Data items
[start]

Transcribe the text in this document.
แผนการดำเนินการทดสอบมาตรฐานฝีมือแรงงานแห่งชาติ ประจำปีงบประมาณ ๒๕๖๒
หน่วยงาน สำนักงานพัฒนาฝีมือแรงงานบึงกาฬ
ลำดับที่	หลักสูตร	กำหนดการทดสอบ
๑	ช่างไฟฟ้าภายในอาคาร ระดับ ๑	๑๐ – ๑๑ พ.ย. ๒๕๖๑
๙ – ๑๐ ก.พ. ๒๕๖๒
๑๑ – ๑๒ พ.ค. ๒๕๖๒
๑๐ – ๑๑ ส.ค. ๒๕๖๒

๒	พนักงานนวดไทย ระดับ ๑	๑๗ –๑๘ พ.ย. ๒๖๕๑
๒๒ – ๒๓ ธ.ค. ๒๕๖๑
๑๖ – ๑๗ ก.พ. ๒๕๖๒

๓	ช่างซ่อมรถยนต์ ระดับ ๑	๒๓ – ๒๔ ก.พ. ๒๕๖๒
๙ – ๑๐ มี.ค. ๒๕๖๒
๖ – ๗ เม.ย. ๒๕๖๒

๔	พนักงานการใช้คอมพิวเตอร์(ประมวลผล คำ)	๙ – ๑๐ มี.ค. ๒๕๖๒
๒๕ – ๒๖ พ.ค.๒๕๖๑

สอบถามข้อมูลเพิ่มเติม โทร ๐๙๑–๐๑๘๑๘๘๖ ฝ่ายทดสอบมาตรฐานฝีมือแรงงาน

[end]

* REQUIREMENTS
Each line of the material above needs to be quoted exactly, please.

* REPLY TO THE EXERCISE
Transcribe the text in this document.
แผนการดำเนินการทดสอบมาตรฐานฝีมือแรงงานแห่งชาติ ประจำปีงบประมาณ ๒๕๖๒
หน่วยงาน สำนักงานพัฒนาฝีมือแรงงานบึงกาฬ
ลำดับที่	หลักสูตร	กำหนดการทดสอบ
๑	ช่างไฟฟ้าภายในอาคาร ระดับ ๑	๑๐ – ๑๑ พ.ย. ๒๕๖๑
๙ – ๑๐ ก.พ. ๒๕๖๒
๑๑ – ๑๒ พ.ค. ๒๕๖๒
๑๐ – ๑๑ ส.ค. ๒๕๖๒

๒	พนักงานนวดไทย ระดับ ๑	๑๗ –๑๘ พ.ย. ๒๖๕๑
๒๒ – ๒๓ ธ.ค. ๒๕๖๑
๑๖ – ๑๗ ก.พ. ๒๕๖๒

๓	ช่างซ่อมรถยนต์ ระดับ ๑	๒๓ – ๒๔ ก.พ. ๒๕๖๒
๙ – ๑๐ มี.ค. ๒๕๖๒
๖ – ๗ เม.ย. ๒๕๖๒

๔	พนักงานการใช้คอมพิวเตอร์(ประมวลผล คำ)	๙ – ๑๐ มี.ค. ๒๕๖๒
๒๕ – ๒๖ พ.ค.๒๕๖๑

สอบถามข้อมูลเพิ่มเติม โทร ๐๙๑–๐๑๘๑๘๘๖ ฝ่ายทดสอบมาตรฐานฝีมือแรงงาน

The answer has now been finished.